** BEGIN Text **

Unsurprisingly, given its cinematic potential, THE END OF THE AFFAIR has been adapted into an excellent film. The director Neil Jordan's hypnotically sensual movie of the same title, released in 1999, contains riveting performances from the three principals--Ralph Fiennes as Bendrix, Stephen Rea as the cuckolded Henry, and, most memorably, Julianne Moore as Sarah. Her spiritual crisis is imbued with an erotic energy that is palpable. Her underplaying is the perfect foil for the more theatrical twists in the plot. She almost seems to melt into celluloid before our eyes. Roger Pratt's cinematography eschews realism, creating a a haunting, dreamlike world that captures the ephemeral quality of memories played and replayed multiple times in the recesses of the psyche. Greene's book is mostly a series of recollections, told in first person by Bendrix and by Sarah's discovered diary, so the visual dynamic of the film--often shot in heavy rain, fog, dust, debris, deep shadow, with pivotal scenes repeated and shot from different angles--seems to suggest the haziness of multiple perspectives.
There is an earlier black-and-white film version of the book from 1955, directed by Edward Dmytryk and starring Van Johnson as Bendrix, Peter Cushing as Henry, and Deborah Kerr as Sarah. The 1955 version is inferior to the 1999 version and doesn't have the sensual immediacy of the later film. But the 1955 version is not completely without merit. For example, there're more dialogue dedicated to Sarah's spiritual struggle in the earlier film, as there is in the book, and this important element is underemphasized in the script for the Julianne Moore version (this may be due to Jordan's radical alteration to Greene's character Richard Smythe, with whom she does a lot of her wavering and soul-searching). The earlier film is also more severe in its treatment of the later moments of the lovers' relationship, whereas the 1999 film inserts a sentimental escapade at a seaside resort (in a complete departure from the book) that borders on schmaltz.

** END Text **
** BEGIN Supplied records **

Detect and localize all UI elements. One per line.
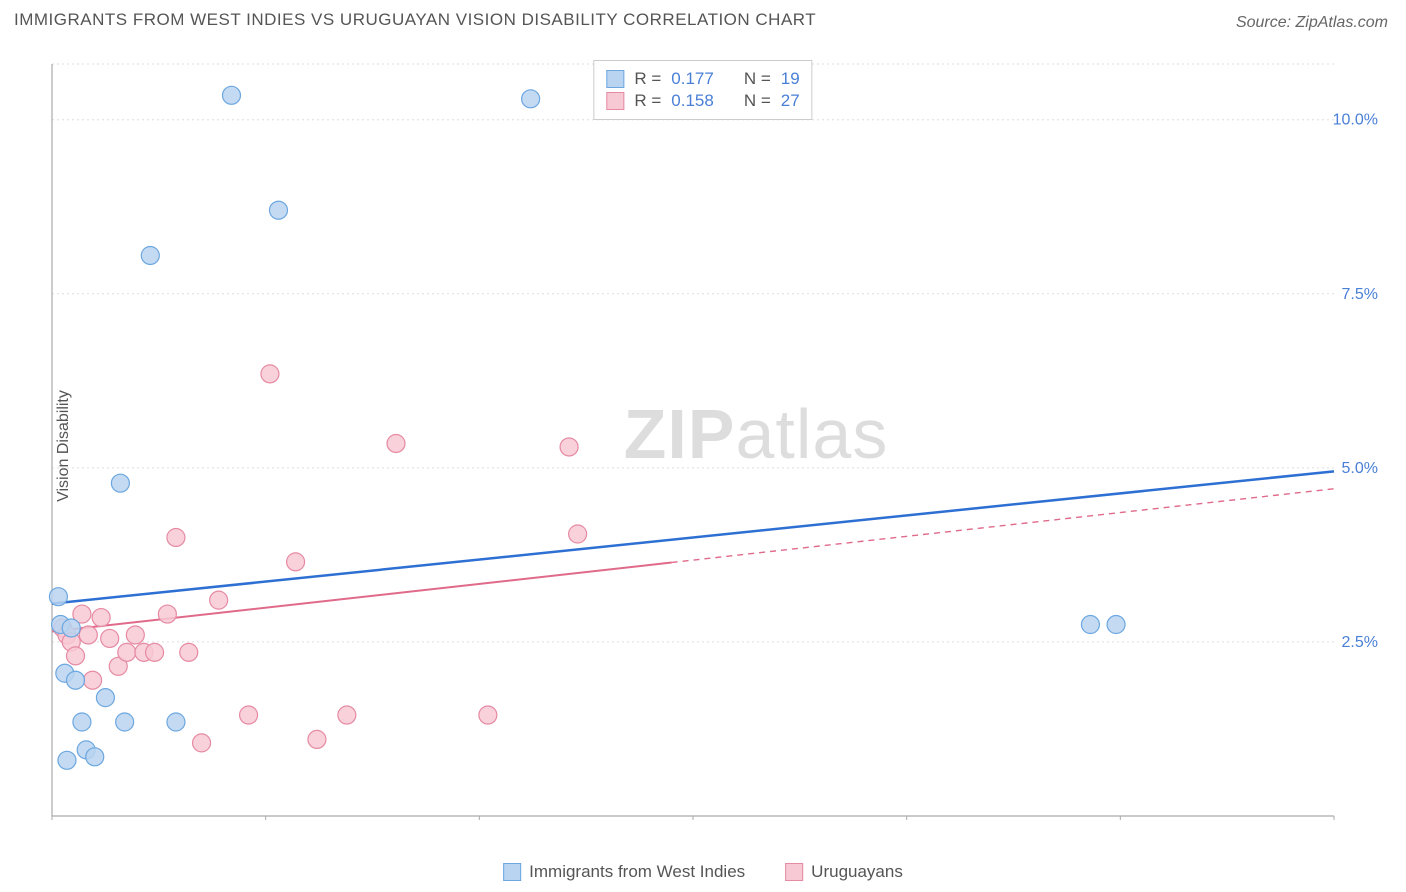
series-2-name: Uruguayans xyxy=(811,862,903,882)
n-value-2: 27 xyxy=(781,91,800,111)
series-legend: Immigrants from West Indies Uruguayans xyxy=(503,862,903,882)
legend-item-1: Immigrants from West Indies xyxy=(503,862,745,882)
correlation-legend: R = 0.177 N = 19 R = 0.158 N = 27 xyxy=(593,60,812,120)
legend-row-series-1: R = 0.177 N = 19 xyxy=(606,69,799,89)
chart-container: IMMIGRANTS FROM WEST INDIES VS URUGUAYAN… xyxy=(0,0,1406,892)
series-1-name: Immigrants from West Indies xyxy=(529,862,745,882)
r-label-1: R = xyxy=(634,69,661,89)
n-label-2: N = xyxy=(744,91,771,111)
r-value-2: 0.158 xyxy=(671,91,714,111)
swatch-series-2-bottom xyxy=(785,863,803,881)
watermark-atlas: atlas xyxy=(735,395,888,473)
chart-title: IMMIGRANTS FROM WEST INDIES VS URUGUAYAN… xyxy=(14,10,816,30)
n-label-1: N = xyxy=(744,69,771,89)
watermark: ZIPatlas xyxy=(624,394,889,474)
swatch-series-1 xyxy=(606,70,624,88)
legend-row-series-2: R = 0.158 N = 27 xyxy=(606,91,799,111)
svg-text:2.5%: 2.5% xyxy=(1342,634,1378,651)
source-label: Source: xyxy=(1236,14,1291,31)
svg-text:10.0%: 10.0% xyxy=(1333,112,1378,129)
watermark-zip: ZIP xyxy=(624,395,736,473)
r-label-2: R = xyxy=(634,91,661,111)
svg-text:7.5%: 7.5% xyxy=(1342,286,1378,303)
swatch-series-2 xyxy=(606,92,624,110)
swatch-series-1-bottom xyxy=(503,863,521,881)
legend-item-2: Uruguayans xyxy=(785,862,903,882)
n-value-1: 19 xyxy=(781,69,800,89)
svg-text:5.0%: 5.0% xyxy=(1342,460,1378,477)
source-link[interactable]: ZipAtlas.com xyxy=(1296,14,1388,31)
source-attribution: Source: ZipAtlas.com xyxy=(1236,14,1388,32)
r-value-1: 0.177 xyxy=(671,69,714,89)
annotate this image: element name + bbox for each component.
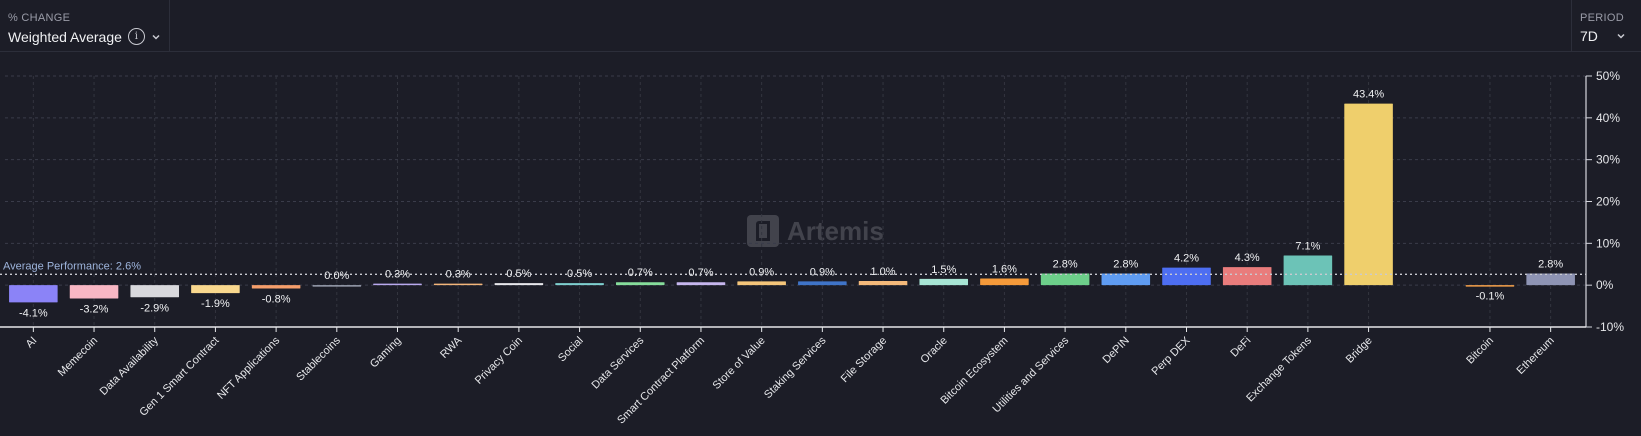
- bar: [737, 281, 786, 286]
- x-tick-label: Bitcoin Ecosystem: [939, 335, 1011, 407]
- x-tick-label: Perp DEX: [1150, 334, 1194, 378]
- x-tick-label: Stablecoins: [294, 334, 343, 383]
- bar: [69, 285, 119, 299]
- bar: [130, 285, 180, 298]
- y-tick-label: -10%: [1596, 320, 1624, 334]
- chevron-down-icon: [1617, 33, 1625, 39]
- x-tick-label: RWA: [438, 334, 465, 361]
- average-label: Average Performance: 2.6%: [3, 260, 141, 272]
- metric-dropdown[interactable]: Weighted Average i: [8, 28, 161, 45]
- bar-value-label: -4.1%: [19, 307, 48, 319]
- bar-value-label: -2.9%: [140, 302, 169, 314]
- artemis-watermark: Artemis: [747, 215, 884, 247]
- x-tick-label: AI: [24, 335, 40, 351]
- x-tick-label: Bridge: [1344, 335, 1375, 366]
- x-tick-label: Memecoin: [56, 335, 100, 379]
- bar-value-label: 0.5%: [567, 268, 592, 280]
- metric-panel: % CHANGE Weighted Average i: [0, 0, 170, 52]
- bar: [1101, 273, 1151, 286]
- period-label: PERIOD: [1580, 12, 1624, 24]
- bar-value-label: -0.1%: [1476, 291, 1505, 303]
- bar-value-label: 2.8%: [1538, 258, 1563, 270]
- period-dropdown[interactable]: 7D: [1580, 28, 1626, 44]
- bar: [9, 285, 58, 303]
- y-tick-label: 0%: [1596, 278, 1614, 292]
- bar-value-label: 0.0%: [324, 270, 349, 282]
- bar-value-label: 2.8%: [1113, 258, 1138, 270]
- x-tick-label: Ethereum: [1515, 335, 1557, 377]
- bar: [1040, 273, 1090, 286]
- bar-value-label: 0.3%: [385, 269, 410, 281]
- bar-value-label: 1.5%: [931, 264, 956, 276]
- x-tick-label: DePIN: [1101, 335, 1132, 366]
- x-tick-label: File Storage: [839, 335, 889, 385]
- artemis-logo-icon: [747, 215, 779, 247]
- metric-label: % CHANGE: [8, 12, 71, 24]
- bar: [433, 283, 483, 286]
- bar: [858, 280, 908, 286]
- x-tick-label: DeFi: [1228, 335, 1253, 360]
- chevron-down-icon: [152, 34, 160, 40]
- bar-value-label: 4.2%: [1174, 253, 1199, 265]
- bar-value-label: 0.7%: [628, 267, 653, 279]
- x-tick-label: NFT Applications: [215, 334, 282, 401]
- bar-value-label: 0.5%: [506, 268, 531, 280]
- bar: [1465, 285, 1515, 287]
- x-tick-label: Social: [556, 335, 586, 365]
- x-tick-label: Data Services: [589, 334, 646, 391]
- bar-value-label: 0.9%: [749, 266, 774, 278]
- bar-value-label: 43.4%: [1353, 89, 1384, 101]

** END Supplied records **

Go on with the text about the film versions of The End of the Affair from the point where it stops. The material here stands apart from the text about the film adaptations.

And neither the 1955 script nor the 1999 script does full justice to the Henry Miles character, who figures much more prominently in Greene's novel, especially the last third. The theme of male bonding takes center stage. With Sarah out of the picture (in body if not in spirit), Henry invites Bendrix to move into his house, and the two of them set up a Boston marriage between two men. Greene's text is sensitive to the ways in which a seemingly passive character manipulates situations to get his own needs met at the expense of others. It eventually dawned on me as I was reading the novel that Henry ultimately seems to be the one calling the shots on some level. Another deficiency of the film versions is that the prepossessing charm of Bendrix is downplayed almost to extinction. The Bendrix of the movie versions doesn't seem to be having the degree of caddish fun that Greene's character has.
There are minor flaws in Greene's book as well--such as some plot twists involving miraculous healing that might have been more convincing and some backstory about Sarah that is revealed by supporting characters who needed more development. Nevertheless, THE END OF THE AFFAIR stands as one of the most compelling portraits of a love triangle that has ever been published. And in the Western literary tradition, in which love triangles are rampant, that's high praise. Graham Greene, according to his biographers, lived through some quite interesting long-term adulterous affairs himself, and he apparently was able to use bits and pieces of the raw stuff of his experience for the purpose of sublime imaginative storytelling.